Directions
Edit the stretch of rows from the start through the one containing "colorbar-tick-label: -6 xyxy=(150,2274,183,2316)", putting "shoreline" wherever "coastline" appears and leaving all else unchanged.

◆ ◆ ◆ ◆ ◆

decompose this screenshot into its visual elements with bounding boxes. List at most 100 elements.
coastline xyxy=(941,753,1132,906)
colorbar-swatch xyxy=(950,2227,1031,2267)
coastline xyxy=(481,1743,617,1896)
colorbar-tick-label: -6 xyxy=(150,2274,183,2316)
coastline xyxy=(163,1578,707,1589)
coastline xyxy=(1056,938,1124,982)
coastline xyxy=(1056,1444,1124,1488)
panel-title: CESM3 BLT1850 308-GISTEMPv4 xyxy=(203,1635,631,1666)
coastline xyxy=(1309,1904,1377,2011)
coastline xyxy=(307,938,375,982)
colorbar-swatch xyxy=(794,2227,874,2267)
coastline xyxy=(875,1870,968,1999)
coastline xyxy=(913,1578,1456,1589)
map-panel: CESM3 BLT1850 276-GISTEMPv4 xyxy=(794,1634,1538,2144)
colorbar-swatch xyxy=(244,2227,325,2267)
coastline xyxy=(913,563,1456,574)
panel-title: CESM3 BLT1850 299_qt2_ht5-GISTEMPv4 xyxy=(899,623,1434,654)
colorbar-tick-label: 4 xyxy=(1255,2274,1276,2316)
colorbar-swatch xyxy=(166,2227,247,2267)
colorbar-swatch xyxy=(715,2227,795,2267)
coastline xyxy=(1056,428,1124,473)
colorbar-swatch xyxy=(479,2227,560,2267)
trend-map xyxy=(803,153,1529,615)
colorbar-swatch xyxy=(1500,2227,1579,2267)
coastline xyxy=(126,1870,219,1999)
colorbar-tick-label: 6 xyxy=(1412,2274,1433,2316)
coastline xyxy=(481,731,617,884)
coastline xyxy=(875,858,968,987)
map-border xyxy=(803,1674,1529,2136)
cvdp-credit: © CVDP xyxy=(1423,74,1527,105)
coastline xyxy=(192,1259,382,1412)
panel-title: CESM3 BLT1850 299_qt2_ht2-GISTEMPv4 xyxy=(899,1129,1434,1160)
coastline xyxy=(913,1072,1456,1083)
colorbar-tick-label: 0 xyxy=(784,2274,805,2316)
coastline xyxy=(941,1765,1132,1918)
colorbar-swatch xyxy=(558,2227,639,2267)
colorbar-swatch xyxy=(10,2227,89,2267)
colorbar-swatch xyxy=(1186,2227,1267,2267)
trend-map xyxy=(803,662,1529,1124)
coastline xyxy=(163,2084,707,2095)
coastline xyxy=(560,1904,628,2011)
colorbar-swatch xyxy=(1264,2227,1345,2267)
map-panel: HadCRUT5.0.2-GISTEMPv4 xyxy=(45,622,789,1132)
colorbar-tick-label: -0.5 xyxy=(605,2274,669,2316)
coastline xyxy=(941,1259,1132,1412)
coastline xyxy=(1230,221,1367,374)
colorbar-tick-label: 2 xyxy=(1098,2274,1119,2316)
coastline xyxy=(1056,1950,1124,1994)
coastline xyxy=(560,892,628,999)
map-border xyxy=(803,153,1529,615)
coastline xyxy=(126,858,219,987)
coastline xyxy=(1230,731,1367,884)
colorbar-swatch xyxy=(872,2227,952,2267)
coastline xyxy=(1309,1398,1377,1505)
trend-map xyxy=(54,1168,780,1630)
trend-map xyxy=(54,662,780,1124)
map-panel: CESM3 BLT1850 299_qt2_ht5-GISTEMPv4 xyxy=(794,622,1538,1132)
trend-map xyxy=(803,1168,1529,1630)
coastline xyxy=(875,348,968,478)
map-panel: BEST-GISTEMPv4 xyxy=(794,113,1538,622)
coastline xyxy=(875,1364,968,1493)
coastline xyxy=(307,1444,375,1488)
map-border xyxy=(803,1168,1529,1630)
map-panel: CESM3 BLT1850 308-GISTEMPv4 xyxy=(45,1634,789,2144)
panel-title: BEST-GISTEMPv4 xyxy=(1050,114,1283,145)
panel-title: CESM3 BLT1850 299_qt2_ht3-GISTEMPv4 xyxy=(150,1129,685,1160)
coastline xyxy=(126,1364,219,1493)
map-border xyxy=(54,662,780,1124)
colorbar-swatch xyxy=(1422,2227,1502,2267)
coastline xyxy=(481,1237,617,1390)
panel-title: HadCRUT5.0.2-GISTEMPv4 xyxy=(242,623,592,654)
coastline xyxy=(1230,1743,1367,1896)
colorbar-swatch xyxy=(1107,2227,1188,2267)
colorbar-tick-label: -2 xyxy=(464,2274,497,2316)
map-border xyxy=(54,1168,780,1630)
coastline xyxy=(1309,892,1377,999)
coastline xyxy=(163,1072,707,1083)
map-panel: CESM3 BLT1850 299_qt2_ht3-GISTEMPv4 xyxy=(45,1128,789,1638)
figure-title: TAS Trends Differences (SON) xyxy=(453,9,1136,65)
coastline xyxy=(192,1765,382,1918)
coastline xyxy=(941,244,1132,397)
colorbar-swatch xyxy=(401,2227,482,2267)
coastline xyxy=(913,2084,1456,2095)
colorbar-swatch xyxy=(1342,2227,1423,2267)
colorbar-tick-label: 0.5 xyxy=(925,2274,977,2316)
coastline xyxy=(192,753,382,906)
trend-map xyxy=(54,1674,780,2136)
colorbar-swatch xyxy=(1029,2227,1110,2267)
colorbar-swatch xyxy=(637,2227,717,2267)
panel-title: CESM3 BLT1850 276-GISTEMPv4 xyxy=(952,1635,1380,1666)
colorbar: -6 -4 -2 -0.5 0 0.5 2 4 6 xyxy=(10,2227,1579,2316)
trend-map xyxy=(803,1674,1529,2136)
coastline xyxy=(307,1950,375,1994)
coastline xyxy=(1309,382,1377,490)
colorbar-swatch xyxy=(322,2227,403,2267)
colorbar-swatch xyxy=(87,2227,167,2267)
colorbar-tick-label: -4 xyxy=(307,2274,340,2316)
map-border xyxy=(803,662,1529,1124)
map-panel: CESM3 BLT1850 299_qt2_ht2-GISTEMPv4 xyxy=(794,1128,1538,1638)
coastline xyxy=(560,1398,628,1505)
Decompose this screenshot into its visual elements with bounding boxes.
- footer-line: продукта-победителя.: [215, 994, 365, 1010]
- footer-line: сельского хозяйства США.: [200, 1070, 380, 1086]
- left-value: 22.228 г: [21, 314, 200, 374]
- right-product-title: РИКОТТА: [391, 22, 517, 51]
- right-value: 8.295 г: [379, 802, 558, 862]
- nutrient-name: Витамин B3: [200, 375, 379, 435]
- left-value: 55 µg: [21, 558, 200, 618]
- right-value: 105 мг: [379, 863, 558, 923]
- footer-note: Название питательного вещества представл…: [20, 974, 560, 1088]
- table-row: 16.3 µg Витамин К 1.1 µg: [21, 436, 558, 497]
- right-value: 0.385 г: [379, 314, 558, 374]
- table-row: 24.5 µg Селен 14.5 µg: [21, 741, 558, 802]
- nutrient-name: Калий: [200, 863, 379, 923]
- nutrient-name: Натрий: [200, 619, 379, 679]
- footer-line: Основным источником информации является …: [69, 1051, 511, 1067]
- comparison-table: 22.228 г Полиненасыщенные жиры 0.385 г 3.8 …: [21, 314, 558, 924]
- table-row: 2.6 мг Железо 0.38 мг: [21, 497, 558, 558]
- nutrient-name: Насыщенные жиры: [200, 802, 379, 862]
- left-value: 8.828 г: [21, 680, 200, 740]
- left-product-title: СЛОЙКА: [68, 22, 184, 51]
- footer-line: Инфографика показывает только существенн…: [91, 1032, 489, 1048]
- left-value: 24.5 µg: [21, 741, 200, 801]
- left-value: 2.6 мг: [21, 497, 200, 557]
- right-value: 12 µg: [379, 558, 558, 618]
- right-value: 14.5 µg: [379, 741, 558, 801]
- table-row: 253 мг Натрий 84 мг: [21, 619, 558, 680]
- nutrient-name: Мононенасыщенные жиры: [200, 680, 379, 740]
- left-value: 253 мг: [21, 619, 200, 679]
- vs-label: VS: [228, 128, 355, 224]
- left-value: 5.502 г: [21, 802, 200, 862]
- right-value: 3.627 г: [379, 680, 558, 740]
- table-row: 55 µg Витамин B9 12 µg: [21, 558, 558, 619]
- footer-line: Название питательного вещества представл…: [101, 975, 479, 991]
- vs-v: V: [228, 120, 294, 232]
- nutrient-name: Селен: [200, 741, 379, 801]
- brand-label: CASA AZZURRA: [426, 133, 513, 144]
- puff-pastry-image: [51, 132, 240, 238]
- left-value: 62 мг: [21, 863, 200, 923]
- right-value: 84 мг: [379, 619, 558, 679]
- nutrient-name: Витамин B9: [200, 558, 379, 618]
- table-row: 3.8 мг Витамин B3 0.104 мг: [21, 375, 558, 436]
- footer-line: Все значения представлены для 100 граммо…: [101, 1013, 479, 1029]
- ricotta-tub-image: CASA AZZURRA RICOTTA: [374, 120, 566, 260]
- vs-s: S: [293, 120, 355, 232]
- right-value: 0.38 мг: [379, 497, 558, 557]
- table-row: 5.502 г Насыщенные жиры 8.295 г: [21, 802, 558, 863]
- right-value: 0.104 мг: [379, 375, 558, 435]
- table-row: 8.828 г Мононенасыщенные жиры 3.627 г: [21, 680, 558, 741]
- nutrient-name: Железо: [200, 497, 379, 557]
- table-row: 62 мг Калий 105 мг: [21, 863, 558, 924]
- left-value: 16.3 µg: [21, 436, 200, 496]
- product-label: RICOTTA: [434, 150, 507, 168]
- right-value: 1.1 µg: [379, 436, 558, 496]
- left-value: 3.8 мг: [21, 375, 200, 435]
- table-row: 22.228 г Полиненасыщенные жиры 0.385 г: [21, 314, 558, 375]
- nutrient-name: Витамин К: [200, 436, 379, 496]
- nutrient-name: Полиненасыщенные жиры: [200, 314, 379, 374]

◆ ◆ ◆ ◆ ◆

Task result
decompose this screenshot into its visual elements with bounding boxes. List at most 100 elements.
shoreline xyxy=(941,753,1132,906)
colorbar-swatch xyxy=(950,2227,1031,2267)
shoreline xyxy=(481,1743,617,1896)
colorbar-tick-label: -6 xyxy=(150,2274,183,2316)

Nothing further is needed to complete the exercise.